_DO THIS:_
Where a line holds the string "男性の脳波の変化", return that line.

===== RECORDED DATA =====

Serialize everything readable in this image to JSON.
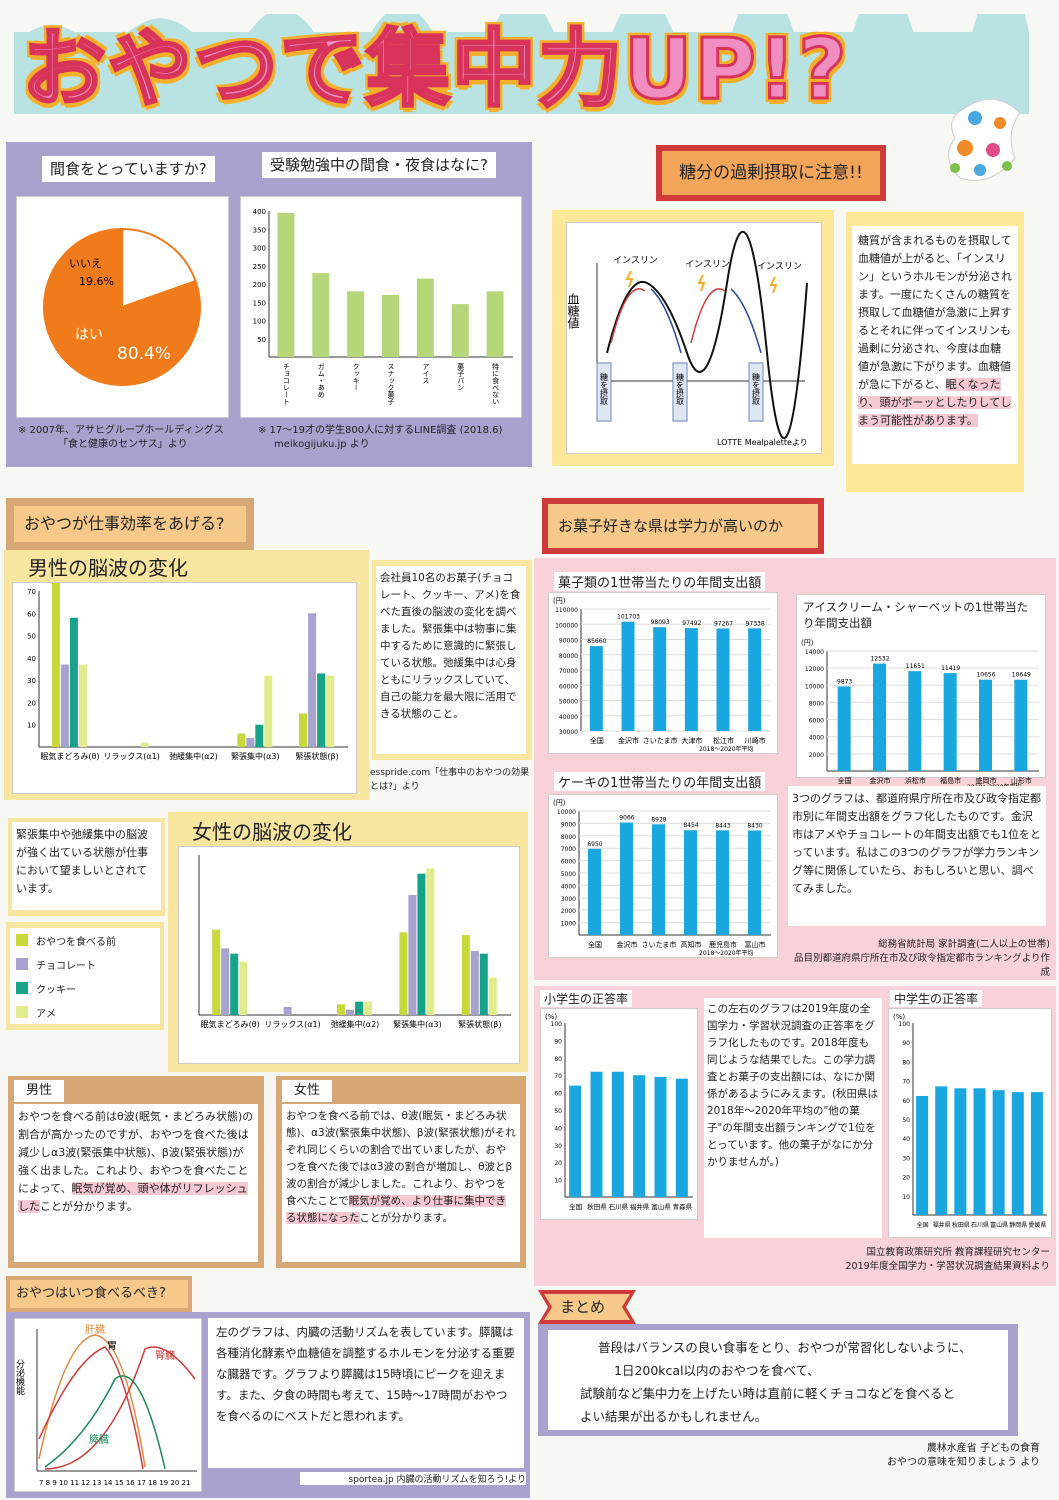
{
  "title": "おやつで集中力UP!?",
  "s1": {
    "pie_title": "間食をとっていますか?",
    "pie_labels": {
      "no": "いいえ",
      "no_pct": "19.6%",
      "yes": "はい",
      "yes_pct": "80.4%"
    },
    "pie_src1": "※ 2007年、アサヒグループホールディングス",
    "pie_src2": "「食と健康のセンサス」より",
    "bar_title": "受験勉強中の間食・夜食はなに?",
    "bar_src1": "※ 17〜19才の学生800人に対するLINE調査 (2018.6)",
    "bar_src2": "meikogijuku.jp より"
  },
  "sugar": {
    "title": "糖分の過剰摂取に注意!!",
    "ylabel": "血糖値",
    "insulin": "インスリン",
    "intake": "糖を摂取",
    "src": "LOTTE  Mealpaletteより",
    "note": "糖質が含まれるものを摂取して血糖値が上がると、「インスリン」というホルモンが分泌されます。一度にたくさんの糖質を摂取して血糖値が急激に上昇するとそれに伴ってインスリンも過剰に分泌され、今度は血糖値が急激に下がります。血糖値が急に下がると、",
    "note_hl": "眠くなったり、頭がボーッとしたりしてしまう可能性があります。"
  },
  "work": {
    "tag": "おやつが仕事効率をあげる?",
    "male_title": "男性の脳波の変化",
    "female_title": "女性の脳波の変化",
    "cats": [
      "眠気まどろみ(θ)",
      "リラックス(α1)",
      "弛緩集中(α2)",
      "緊張集中(α3)",
      "緊張状態(β)"
    ],
    "desc": "会社員10名のお菓子(チョコレート、クッキー、アメ)を食べた直後の脳波の変化を調べました。緊張集中は物事に集中するために意識的に緊張している状態。弛緩集中は心身ともにリラックスしていて、自己の能力を最大限に活用できる状態のこと。",
    "src": "esspride.com「仕事中のおやつの効果とは?」より",
    "good_note": "緊張集中や弛緩集中の脳波が強く出ている状態が仕事において望ましいとされています。",
    "legend": [
      "おやつを食べる前",
      "チョコレート",
      "クッキー",
      "アメ"
    ],
    "legend_colors": [
      "#c6d83a",
      "#a8a2cf",
      "#17a38a",
      "#e2ec8c"
    ],
    "male_tag": "男性",
    "male_text": "おやつを食べる前はθ波(眠気・まどろみ状態)の割合が高かったのですが、おやつを食べた後は減少しα3波(緊張集中状態)、β波(緊張状態)が強く出ました。これより、おやつを食べたことによって、",
    "male_hl": "眠気が覚め、頭や体がリフレッシュした",
    "male_end": "ことが分かります。",
    "female_tag": "女性",
    "female_text": "おやつを食べる前では、θ波(眠気・まどろみ状態)、α3波(緊張集中状態)、β波(緊張状態)がそれぞれ同じくらいの割合で出ていましたが、おやつを食べた後ではα3波の割合が増加し、θ波とβ波の割合が減少しました。これより、おやつを食べたことで",
    "female_hl": "眠気が覚め、より仕事に集中できる状態になった",
    "female_end": "ことが分かります。"
  },
  "sweets": {
    "tag": "お菓子好きな県は学力が高いのか",
    "c1_title": "菓子類の1世帯当たりの年間支出額",
    "c2_title": "アイスクリーム・シャーベットの1世帯当たり年間支出額",
    "c3_title": "ケーキの1世帯当たりの年間支出額",
    "unit": "(円)",
    "period": "2018〜2020年平均",
    "note": "3つのグラフは、都道府県庁所在市及び政令指定都市別に年間支出額をグラフ化したものです。金沢市はアメやチョコレートの年間支出額でも1位をとっています。私はこの3つのグラフが学力ランキング等に関係していたら、おもしろいと思い、調べてみました。",
    "src1": "総務省統計局 家計調査(二人以上の世帯)",
    "src2": "品目別都道府県庁所在市及び政令指定都市ランキングより作成"
  },
  "score": {
    "elem_title": "小学生の正答率",
    "mid_title": "中学生の正答率",
    "unit": "(%)",
    "note": "この左右のグラフは2019年度の全国学力・学習状況調査の正答率をグラフ化したものです。2018年度も同じような結果でした。この学力調査とお菓子の支出額には、なにか関係があるようにみえます。(秋田県は2018年〜2020年平均の\"他の菓子\"の年間支出額ランキングで1位をとっています。他の菓子がなにか分かりませんが。)",
    "src1": "国立教育政策研究所 教育課程研究センター",
    "src2": "2019年度全国学力・学習状況調査結果資料より"
  },
  "when": {
    "tag": "おやつはいつ食べるべき?",
    "ylabel": "分泌機能",
    "organs": {
      "liver": "肝臓",
      "stomach": "胃",
      "kidney": "腎臓",
      "pancreas": "膵臓"
    },
    "xticks": "7 8 9 10 11 12 13 14 15 16 17 18 19 20 21",
    "text": "左のグラフは、内臓の活動リズムを表しています。膵臓は各種消化酵素や血糖値を調整するホルモンを分泌する重要な臓器です。グラフより膵臓は15時頃にピークを迎えます。また、夕食の時間も考えて、15時〜17時間がおやつを食べるのにベストだと思われます。",
    "src": "sportea.jp 内臓の活動リズムを知ろう!より"
  },
  "summary": {
    "tag": "まとめ",
    "text1": "普段はバランスの良い食事をとり、おやつが常習化しないように、",
    "text2": "1日200kcal以内のおやつを食べて、",
    "text3": "試験前など集中力を上げたい時は直前に軽くチョコなどを食べると",
    "text4": "よい結果が出るかもしれません。",
    "src1": "農林水産省 子どもの食育",
    "src2": "おやつの意味を知りましょう より"
  },
  "chart_data": [
    {
      "type": "pie",
      "title": "間食をとっていますか?",
      "categories": [
        "はい",
        "いいえ"
      ],
      "values": [
        80.4,
        19.6
      ]
    },
    {
      "type": "bar",
      "title": "受験勉強中の間食・夜食はなに?",
      "categories": [
        "チョコレート",
        "ガム・あめ",
        "クッキー",
        "スナック菓子",
        "アイス",
        "菓子パン",
        "特に食べない"
      ],
      "values": [
        395,
        230,
        180,
        170,
        215,
        145,
        180
      ],
      "ylim": [
        0,
        400
      ],
      "yticks": [
        50,
        100,
        150,
        200,
        250,
        300,
        350,
        400
      ]
    },
    {
      "type": "bar",
      "title": "男性の脳波の変化",
      "categories": [
        "眠気まどろみ(θ)",
        "リラックス(α1)",
        "弛緩集中(α2)",
        "緊張集中(α3)",
        "緊張状態(β)"
      ],
      "ylim": [
        0,
        70
      ],
      "yticks": [
        10,
        20,
        30,
        40,
        50,
        60,
        70
      ],
      "series": [
        {
          "name": "おやつを食べる前",
          "values": [
            74,
            0,
            0,
            6,
            15
          ]
        },
        {
          "name": "チョコレート",
          "values": [
            37,
            0,
            0,
            4,
            60
          ]
        },
        {
          "name": "クッキー",
          "values": [
            58,
            0,
            0,
            10,
            33
          ]
        },
        {
          "name": "アメ",
          "values": [
            37,
            2,
            0,
            32,
            32
          ]
        }
      ]
    },
    {
      "type": "bar",
      "title": "女性の脳波の変化",
      "categories": [
        "眠気まどろみ(θ)",
        "リラックス(α1)",
        "弛緩集中(α2)",
        "緊張集中(α3)",
        "緊張状態(β)"
      ],
      "ylim": [
        0,
        60
      ],
      "series": [
        {
          "name": "おやつを食べる前",
          "values": [
            32,
            0,
            4,
            31,
            30
          ]
        },
        {
          "name": "チョコレート",
          "values": [
            25,
            3,
            2,
            45,
            24
          ]
        },
        {
          "name": "クッキー",
          "values": [
            23,
            0,
            5,
            53,
            23
          ]
        },
        {
          "name": "アメ",
          "values": [
            20,
            0,
            5,
            55,
            14
          ]
        }
      ]
    },
    {
      "type": "bar",
      "title": "菓子類の1世帯当たりの年間支出額",
      "categories": [
        "全国",
        "金沢市",
        "さいたま市",
        "大津市",
        "松江市",
        "川崎市"
      ],
      "values": [
        85660,
        101703,
        98093,
        97492,
        97267,
        97338
      ],
      "data_labels": [
        "85660",
        "101703",
        "98093",
        "97492",
        "97267",
        "97338"
      ],
      "ylim": [
        30000,
        110000
      ],
      "yticks": [
        30000,
        40000,
        50000,
        60000,
        70000,
        80000,
        90000,
        100000,
        110000
      ]
    },
    {
      "type": "bar",
      "title": "アイスクリーム・シャーベットの1世帯当たり年間支出額",
      "categories": [
        "全国",
        "金沢市",
        "浜松市",
        "福島市",
        "盛岡市",
        "山形市"
      ],
      "values": [
        9873,
        12532,
        11651,
        11419,
        10656,
        10649
      ],
      "data_labels": [
        "9873",
        "12532",
        "11651",
        "11419",
        "10656",
        "10649"
      ],
      "ylim": [
        0,
        14000
      ],
      "yticks": [
        2000,
        4000,
        6000,
        8000,
        10000,
        12000,
        14000
      ]
    },
    {
      "type": "bar",
      "title": "ケーキの1世帯当たりの年間支出額",
      "categories": [
        "全国",
        "金沢市",
        "さいたま市",
        "高知市",
        "鹿児島市",
        "富山市"
      ],
      "values": [
        6950,
        9066,
        8928,
        8454,
        8443,
        8430
      ],
      "data_labels": [
        "6950",
        "9066",
        "8928",
        "8454",
        "8443",
        "8430"
      ],
      "ylim": [
        0,
        10000
      ],
      "yticks": [
        1000,
        2000,
        3000,
        4000,
        5000,
        6000,
        7000,
        8000,
        9000,
        10000
      ]
    },
    {
      "type": "bar",
      "title": "小学生の正答率",
      "categories": [
        "全国",
        "秋田県",
        "石川県",
        "福井県",
        "富山県",
        "青森県"
      ],
      "values": [
        64,
        72,
        72,
        70,
        69,
        68
      ],
      "ylim": [
        0,
        100
      ],
      "yticks": [
        10,
        20,
        30,
        40,
        50,
        60,
        70,
        80,
        90,
        100
      ]
    },
    {
      "type": "bar",
      "title": "中学生の正答率",
      "categories": [
        "全国",
        "福井県",
        "秋田県",
        "石川県",
        "富山県",
        "静岡県",
        "愛媛県"
      ],
      "values": [
        62,
        67,
        66,
        66,
        65,
        64,
        64
      ],
      "ylim": [
        0,
        100
      ],
      "yticks": [
        10,
        20,
        30,
        40,
        50,
        60,
        70,
        80,
        90,
        100
      ]
    }
  ]
}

=====

_CORRECT OUTPUT:_
    "male_title": "男性の脳波の変化",
      "title": "男性の脳波の変化",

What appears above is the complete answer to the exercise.